■ Material to process ■
%%

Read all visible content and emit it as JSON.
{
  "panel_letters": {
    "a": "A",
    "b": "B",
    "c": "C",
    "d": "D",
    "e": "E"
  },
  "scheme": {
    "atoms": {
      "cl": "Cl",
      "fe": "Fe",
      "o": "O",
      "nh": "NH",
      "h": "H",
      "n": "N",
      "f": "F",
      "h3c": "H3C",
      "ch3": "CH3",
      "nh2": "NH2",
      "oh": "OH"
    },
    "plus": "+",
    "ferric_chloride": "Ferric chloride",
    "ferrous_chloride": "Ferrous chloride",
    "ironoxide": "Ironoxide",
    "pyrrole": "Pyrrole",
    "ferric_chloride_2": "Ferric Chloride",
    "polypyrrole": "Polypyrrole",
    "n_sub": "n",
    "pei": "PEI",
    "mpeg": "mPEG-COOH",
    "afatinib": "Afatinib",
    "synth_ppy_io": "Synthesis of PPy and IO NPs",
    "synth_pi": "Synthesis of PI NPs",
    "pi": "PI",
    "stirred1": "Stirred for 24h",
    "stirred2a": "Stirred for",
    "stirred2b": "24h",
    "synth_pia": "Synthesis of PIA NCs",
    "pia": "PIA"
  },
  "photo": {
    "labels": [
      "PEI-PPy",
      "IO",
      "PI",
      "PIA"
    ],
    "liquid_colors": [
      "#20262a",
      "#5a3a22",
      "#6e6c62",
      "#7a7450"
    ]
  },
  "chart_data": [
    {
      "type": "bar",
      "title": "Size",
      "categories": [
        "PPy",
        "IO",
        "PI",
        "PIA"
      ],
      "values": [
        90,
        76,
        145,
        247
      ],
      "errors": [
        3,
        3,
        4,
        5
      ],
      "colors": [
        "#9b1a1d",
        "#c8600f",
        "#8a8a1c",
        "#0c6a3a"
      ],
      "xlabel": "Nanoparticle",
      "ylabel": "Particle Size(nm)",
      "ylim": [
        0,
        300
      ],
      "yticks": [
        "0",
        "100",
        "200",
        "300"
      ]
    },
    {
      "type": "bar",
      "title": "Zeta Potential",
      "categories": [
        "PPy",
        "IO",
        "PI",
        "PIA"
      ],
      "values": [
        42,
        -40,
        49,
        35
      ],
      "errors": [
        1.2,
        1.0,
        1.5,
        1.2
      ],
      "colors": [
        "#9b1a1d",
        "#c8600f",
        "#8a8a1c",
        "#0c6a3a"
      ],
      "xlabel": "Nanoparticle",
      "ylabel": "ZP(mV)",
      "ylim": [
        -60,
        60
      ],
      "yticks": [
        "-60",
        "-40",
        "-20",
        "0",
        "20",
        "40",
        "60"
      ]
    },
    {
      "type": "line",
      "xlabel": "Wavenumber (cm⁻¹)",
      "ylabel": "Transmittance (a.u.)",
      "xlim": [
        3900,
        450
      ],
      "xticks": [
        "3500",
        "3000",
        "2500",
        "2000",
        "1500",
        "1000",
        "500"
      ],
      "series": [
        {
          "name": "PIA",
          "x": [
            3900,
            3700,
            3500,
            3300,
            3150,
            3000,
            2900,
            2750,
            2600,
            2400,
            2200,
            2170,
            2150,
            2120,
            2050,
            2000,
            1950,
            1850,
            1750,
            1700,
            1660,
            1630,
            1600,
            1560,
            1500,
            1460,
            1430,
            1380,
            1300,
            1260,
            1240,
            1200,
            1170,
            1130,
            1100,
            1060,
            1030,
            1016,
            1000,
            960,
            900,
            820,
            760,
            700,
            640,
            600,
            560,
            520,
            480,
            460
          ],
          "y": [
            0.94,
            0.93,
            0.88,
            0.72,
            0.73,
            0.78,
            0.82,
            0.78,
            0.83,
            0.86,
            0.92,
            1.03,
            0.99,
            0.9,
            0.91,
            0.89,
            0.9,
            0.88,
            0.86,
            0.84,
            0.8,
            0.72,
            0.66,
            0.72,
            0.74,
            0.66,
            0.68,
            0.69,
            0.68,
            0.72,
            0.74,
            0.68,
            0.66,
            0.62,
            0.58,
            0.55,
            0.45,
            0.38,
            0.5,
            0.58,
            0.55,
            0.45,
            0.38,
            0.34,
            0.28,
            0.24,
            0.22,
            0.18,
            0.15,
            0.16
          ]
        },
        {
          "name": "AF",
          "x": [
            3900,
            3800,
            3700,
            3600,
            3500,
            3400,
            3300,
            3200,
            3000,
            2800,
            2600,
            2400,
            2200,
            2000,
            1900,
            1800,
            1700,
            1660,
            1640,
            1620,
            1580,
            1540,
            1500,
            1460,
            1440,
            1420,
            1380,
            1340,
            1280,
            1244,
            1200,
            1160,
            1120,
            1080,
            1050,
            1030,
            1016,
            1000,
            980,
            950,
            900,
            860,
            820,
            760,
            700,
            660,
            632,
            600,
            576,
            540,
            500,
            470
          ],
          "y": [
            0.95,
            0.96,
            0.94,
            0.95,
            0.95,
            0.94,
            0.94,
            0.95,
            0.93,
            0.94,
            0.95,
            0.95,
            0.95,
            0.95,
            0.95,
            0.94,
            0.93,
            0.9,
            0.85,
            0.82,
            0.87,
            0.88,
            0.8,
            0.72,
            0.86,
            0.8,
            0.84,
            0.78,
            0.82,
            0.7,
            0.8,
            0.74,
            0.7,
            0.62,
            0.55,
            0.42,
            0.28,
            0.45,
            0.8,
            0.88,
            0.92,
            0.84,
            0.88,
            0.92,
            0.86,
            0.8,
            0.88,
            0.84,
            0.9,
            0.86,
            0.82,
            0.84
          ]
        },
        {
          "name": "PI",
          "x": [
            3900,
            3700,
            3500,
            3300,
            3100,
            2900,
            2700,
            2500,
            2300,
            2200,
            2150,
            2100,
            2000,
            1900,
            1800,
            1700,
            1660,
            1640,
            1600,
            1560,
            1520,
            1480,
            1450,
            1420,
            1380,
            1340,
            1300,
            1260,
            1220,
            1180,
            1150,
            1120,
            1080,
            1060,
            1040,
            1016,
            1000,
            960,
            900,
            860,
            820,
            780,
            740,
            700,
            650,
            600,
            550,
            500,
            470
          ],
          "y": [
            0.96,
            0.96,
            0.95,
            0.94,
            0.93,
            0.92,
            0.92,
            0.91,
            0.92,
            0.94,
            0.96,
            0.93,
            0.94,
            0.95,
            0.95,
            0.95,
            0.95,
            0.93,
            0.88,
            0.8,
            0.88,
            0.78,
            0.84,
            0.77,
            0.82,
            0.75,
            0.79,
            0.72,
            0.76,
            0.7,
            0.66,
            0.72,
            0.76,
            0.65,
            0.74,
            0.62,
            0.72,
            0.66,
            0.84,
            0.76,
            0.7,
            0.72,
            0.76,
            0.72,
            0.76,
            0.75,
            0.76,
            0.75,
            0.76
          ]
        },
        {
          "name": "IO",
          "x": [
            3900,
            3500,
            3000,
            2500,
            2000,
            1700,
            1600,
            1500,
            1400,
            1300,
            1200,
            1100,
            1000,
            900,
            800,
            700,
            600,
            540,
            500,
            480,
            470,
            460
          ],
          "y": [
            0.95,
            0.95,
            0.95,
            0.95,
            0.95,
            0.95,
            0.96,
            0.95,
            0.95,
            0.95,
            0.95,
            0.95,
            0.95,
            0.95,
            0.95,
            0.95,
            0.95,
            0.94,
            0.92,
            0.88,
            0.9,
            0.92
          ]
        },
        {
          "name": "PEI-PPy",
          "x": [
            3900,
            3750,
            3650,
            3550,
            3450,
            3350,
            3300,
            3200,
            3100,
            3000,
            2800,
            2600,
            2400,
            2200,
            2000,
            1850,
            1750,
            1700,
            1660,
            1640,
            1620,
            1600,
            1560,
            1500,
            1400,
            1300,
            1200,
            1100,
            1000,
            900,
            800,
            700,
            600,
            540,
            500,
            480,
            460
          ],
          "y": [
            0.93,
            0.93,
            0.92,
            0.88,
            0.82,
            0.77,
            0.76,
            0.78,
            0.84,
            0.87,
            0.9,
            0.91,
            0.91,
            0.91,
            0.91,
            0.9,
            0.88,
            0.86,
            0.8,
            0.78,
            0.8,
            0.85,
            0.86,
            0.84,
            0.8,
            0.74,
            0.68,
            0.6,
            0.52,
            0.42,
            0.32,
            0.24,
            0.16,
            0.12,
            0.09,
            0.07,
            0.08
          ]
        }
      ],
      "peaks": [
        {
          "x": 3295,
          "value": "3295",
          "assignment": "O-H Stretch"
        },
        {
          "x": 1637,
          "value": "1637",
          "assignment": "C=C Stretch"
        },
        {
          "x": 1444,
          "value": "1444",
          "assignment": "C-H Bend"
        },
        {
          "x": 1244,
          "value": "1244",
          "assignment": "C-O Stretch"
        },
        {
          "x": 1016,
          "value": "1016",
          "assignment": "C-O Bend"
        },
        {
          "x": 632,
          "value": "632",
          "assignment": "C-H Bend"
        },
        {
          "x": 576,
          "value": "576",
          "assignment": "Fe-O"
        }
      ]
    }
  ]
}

%%

■ What the task requires ■
Go through the lines above. Select every one that has the string "ylabel".

■ Result of the task ■
      "ylabel": "Particle Size(nm)",
      "ylabel": "ZP(mV)",
      "ylabel": "Transmittance (a.u.)",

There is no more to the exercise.